What needs to be done => Give, as a bare number, the count of lines that contain the word "admin".

Records excerpted from a collection
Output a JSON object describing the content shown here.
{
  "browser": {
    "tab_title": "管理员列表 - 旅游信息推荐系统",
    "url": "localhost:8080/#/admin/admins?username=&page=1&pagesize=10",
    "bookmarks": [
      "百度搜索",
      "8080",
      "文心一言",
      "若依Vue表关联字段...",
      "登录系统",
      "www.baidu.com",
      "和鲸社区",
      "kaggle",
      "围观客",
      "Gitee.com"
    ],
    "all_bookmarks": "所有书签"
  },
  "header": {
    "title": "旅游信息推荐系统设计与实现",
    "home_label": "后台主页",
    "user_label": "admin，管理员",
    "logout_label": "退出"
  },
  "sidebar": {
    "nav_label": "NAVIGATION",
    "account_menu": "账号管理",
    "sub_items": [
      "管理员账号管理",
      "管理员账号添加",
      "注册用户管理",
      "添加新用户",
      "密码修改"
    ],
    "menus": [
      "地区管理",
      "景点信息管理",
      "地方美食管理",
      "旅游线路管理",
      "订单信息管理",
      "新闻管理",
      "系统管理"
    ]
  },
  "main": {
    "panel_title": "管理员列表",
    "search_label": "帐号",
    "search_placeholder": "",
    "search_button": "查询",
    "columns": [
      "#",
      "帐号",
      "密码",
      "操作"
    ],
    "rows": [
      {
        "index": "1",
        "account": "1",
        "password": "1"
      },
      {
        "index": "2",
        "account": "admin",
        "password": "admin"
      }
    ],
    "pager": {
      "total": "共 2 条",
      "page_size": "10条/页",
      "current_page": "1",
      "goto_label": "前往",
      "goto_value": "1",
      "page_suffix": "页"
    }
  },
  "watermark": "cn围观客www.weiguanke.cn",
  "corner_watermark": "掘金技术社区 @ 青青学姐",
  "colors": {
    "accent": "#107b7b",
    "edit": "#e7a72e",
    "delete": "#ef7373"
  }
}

Output => 4